GOAL:
Each record must be reproduced exactly as it is shown.

THE INPUT:
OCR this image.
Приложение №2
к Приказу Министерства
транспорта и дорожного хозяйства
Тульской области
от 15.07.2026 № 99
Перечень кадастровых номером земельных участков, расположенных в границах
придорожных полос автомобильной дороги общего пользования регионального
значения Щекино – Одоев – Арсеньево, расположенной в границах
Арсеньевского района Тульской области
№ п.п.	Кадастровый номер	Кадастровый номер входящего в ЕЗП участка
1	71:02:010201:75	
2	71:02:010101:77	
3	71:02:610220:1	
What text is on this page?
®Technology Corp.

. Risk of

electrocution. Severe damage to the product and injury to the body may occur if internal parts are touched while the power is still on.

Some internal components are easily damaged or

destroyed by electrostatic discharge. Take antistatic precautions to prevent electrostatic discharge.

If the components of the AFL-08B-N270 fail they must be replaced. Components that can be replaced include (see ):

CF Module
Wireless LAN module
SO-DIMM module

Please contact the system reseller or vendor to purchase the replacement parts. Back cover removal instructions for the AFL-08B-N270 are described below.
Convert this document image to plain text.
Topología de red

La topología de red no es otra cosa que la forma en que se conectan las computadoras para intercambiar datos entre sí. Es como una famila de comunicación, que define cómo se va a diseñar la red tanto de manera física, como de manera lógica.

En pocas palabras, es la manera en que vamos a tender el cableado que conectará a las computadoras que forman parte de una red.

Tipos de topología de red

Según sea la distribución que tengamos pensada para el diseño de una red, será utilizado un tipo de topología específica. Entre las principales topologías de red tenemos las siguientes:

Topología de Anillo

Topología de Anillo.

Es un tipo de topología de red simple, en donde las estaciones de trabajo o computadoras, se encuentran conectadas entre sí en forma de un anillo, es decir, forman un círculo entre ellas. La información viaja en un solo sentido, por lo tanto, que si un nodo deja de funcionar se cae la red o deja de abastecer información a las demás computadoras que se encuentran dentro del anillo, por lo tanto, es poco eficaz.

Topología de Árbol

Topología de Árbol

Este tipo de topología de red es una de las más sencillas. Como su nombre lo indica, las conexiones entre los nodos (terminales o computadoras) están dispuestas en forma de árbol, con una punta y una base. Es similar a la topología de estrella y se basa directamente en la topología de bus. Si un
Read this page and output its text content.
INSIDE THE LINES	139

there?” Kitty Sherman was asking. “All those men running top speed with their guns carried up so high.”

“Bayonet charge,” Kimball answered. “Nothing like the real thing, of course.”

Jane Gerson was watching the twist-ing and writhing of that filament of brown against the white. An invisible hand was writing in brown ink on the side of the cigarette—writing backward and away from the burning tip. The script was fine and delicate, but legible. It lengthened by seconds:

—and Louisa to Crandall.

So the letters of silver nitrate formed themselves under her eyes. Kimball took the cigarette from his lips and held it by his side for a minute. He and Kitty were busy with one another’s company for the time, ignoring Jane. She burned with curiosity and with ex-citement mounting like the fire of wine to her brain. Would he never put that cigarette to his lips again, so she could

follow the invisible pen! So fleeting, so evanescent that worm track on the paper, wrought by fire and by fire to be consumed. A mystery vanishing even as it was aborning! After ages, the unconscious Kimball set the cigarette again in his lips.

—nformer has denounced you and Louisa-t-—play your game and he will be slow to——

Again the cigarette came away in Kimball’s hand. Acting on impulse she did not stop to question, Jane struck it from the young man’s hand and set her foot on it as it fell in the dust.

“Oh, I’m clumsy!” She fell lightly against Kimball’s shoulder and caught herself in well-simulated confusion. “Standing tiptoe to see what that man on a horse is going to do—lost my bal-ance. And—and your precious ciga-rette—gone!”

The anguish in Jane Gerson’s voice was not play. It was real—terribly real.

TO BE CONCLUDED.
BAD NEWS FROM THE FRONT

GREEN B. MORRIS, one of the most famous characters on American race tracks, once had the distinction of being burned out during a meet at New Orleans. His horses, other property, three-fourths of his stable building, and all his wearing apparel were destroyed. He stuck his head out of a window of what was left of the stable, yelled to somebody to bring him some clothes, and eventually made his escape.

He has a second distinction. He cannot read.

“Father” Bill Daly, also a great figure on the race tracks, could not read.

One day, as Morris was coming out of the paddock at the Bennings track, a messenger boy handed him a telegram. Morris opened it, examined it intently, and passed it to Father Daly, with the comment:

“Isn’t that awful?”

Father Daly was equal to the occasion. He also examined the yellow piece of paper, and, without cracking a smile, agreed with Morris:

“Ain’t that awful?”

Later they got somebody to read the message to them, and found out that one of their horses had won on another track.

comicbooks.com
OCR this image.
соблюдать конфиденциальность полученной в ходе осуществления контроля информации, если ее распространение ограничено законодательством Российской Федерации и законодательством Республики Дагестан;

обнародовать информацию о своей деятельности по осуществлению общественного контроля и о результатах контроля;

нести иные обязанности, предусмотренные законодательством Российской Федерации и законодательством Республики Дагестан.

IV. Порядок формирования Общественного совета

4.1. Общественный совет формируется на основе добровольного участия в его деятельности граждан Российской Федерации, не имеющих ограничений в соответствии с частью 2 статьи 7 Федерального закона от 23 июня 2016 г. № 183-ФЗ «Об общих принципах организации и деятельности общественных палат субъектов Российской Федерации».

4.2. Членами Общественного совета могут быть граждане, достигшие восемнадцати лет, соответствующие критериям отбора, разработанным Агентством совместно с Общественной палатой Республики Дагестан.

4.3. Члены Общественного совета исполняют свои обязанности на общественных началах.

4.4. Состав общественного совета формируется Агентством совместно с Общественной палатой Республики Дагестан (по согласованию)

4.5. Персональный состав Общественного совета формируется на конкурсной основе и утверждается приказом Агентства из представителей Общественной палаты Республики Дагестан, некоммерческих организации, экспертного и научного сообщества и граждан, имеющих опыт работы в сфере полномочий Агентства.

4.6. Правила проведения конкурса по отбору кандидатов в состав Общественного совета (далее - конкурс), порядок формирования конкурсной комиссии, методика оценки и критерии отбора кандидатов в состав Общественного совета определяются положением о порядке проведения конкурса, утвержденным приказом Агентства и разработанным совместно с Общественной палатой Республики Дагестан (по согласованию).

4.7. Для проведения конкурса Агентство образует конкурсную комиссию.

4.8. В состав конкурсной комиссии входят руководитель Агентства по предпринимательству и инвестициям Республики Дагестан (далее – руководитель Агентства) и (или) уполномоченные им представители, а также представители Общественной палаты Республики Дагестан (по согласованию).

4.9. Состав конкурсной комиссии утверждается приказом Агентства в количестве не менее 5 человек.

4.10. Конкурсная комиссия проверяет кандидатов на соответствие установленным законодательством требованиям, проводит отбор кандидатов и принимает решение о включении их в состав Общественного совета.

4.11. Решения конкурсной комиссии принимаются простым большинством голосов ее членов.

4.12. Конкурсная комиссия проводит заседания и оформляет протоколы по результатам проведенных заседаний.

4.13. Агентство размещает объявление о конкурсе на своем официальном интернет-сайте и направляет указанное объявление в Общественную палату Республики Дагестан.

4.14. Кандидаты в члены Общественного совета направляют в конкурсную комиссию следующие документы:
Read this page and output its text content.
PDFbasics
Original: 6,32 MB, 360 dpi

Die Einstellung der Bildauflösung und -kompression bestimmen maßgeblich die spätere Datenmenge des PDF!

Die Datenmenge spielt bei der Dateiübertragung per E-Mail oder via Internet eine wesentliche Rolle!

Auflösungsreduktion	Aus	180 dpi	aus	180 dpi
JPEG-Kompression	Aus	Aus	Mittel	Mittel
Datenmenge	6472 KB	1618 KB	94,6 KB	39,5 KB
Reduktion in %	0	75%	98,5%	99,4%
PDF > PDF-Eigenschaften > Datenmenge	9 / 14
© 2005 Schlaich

FINAL RESULT:
OCR this image.
Приложение №2
к Приказу Министерства
транспорта и дорожного хозяйства
Тульской области
от 15.07.2026 № 99
Перечень кадастровых номером земельных участков, расположенных в границах
придорожных полос автомобильной дороги общего пользования регионального
значения Щекино – Одоев – Арсеньево, расположенной в границах
Арсеньевского района Тульской области
№ п.п.	Кадастровый номер	Кадастровый номер входящего в ЕЗП участка
1	71:02:010201:75	
2	71:02:010101:77	
3	71:02:610220:1	
What text is on this page?
®Technology Corp.

. Risk of

electrocution. Severe damage to the product and injury to the body may occur if internal parts are touched while the power is still on.

Some internal components are easily damaged or

destroyed by electrostatic discharge. Take antistatic precautions to prevent electrostatic discharge.

If the components of the AFL-08B-N270 fail they must be replaced. Components that can be replaced include (see ):

CF Module
Wireless LAN module
SO-DIMM module

Please contact the system reseller or vendor to purchase the replacement parts. Back cover removal instructions for the AFL-08B-N270 are described below.
Convert this document image to plain text.
Topología de red

La topología de red no es otra cosa que la forma en que se conectan las computadoras para intercambiar datos entre sí. Es como una famila de comunicación, que define cómo se va a diseñar la red tanto de manera física, como de manera lógica.

En pocas palabras, es la manera en que vamos a tender el cableado que conectará a las computadoras que forman parte de una red.

Tipos de topología de red

Según sea la distribución que tengamos pensada para el diseño de una red, será utilizado un tipo de topología específica. Entre las principales topologías de red tenemos las siguientes:

Topología de Anillo

Topología de Anillo.

Es un tipo de topología de red simple, en donde las estaciones de trabajo o computadoras, se encuentran conectadas entre sí en forma de un anillo, es decir, forman un círculo entre ellas. La información viaja en un solo sentido, por lo tanto, que si un nodo deja de funcionar se cae la red o deja de abastecer información a las demás computadoras que se encuentran dentro del anillo, por lo tanto, es poco eficaz.

Topología de Árbol

Topología de Árbol

Este tipo de topología de red es una de las más sencillas. Como su nombre lo indica, las conexiones entre los nodos (terminales o computadoras) están dispuestas en forma de árbol, con una punta y una base. Es similar a la topología de estrella y se basa directamente en la topología de bus. Si un
Read this page and output its text content.
INSIDE THE LINES	139

there?” Kitty Sherman was asking. “All those men running top speed with their guns carried up so high.”

“Bayonet charge,” Kimball answered. “Nothing like the real thing, of course.”

Jane Gerson was watching the twist-ing and writhing of that filament of brown against the white. An invisible hand was writing in brown ink on the side of the cigarette—writing backward and away from the burning tip. The script was fine and delicate, but legible. It lengthened by seconds:

—and Louisa to Crandall.

So the letters of silver nitrate formed themselves under her eyes. Kimball took the cigarette from his lips and held it by his side for a minute. He and Kitty were busy with one another’s company for the time, ignoring Jane. She burned with curiosity and with ex-citement mounting like the fire of wine to her brain. Would he never put that cigarette to his lips again, so she could

follow the invisible pen! So fleeting, so evanescent that worm track on the paper, wrought by fire and by fire to be consumed. A mystery vanishing even as it was aborning! After ages, the unconscious Kimball set the cigarette again in his lips.

—nformer has denounced you and Louisa-t-—play your game and he will be slow to——

Again the cigarette came away in Kimball’s hand. Acting on impulse she did not stop to question, Jane struck it from the young man’s hand and set her foot on it as it fell in the dust.

“Oh, I’m clumsy!” She fell lightly against Kimball’s shoulder and caught herself in well-simulated confusion. “Standing tiptoe to see what that man on a horse is going to do—lost my bal-ance. And—and your precious ciga-rette—gone!”

The anguish in Jane Gerson’s voice was not play. It was real—terribly real.

TO BE CONCLUDED.
BAD NEWS FROM THE FRONT

GREEN B. MORRIS, one of the most famous characters on American race tracks, once had the distinction of being burned out during a meet at New Orleans. His horses, other property, three-fourths of his stable building, and all his wearing apparel were destroyed. He stuck his head out of a window of what was left of the stable, yelled to somebody to bring him some clothes, and eventually made his escape.

He has a second distinction. He cannot read.

“Father” Bill Daly, also a great figure on the race tracks, could not read.

One day, as Morris was coming out of the paddock at the Bennings track, a messenger boy handed him a telegram. Morris opened it, examined it intently, and passed it to Father Daly, with the comment:

“Isn’t that awful?”

Father Daly was equal to the occasion. He also examined the yellow piece of paper, and, without cracking a smile, agreed with Morris:

“Ain’t that awful?”

Later they got somebody to read the message to them, and found out that one of their horses had won on another track.

comicbooks.com
OCR this image.
соблюдать конфиденциальность полученной в ходе осуществления контроля информации, если ее распространение ограничено законодательством Российской Федерации и законодательством Республики Дагестан;

обнародовать информацию о своей деятельности по осуществлению общественного контроля и о результатах контроля;

нести иные обязанности, предусмотренные законодательством Российской Федерации и законодательством Республики Дагестан.

IV. Порядок формирования Общественного совета

4.1. Общественный совет формируется на основе добровольного участия в его деятельности граждан Российской Федерации, не имеющих ограничений в соответствии с частью 2 статьи 7 Федерального закона от 23 июня 2016 г. № 183-ФЗ «Об общих принципах организации и деятельности общественных палат субъектов Российской Федерации».

4.2. Членами Общественного совета могут быть граждане, достигшие восемнадцати лет, соответствующие критериям отбора, разработанным Агентством совместно с Общественной палатой Республики Дагестан.

4.3. Члены Общественного совета исполняют свои обязанности на общественных началах.

4.4. Состав общественного совета формируется Агентством совместно с Общественной палатой Республики Дагестан (по согласованию)

4.5. Персональный состав Общественного совета формируется на конкурсной основе и утверждается приказом Агентства из представителей Общественной палаты Республики Дагестан, некоммерческих организации, экспертного и научного сообщества и граждан, имеющих опыт работы в сфере полномочий Агентства.

4.6. Правила проведения конкурса по отбору кандидатов в состав Общественного совета (далее - конкурс), порядок формирования конкурсной комиссии, методика оценки и критерии отбора кандидатов в состав Общественного совета определяются положением о порядке проведения конкурса, утвержденным приказом Агентства и разработанным совместно с Общественной палатой Республики Дагестан (по согласованию).

4.7. Для проведения конкурса Агентство образует конкурсную комиссию.

4.8. В состав конкурсной комиссии входят руководитель Агентства по предпринимательству и инвестициям Республики Дагестан (далее – руководитель Агентства) и (или) уполномоченные им представители, а также представители Общественной палаты Республики Дагестан (по согласованию).

4.9. Состав конкурсной комиссии утверждается приказом Агентства в количестве не менее 5 человек.

4.10. Конкурсная комиссия проверяет кандидатов на соответствие установленным законодательством требованиям, проводит отбор кандидатов и принимает решение о включении их в состав Общественного совета.

4.11. Решения конкурсной комиссии принимаются простым большинством голосов ее членов.

4.12. Конкурсная комиссия проводит заседания и оформляет протоколы по результатам проведенных заседаний.

4.13. Агентство размещает объявление о конкурсе на своем официальном интернет-сайте и направляет указанное объявление в Общественную палату Республики Дагестан.

4.14. Кандидаты в члены Общественного совета направляют в конкурсную комиссию следующие документы:
Read this page and output its text content.
PDFbasics
Original: 6,32 MB, 360 dpi

Die Einstellung der Bildauflösung und -kompression bestimmen maßgeblich die spätere Datenmenge des PDF!

Die Datenmenge spielt bei der Dateiübertragung per E-Mail oder via Internet eine wesentliche Rolle!

Auflösungsreduktion	Aus	180 dpi	aus	180 dpi
JPEG-Kompression	Aus	Aus	Mittel	Mittel
Datenmenge	6472 KB	1618 KB	94,6 KB	39,5 KB
Reduktion in %	0	75%	98,5%	99,4%
PDF > PDF-Eigenschaften > Datenmenge	9 / 14
© 2005 Schlaich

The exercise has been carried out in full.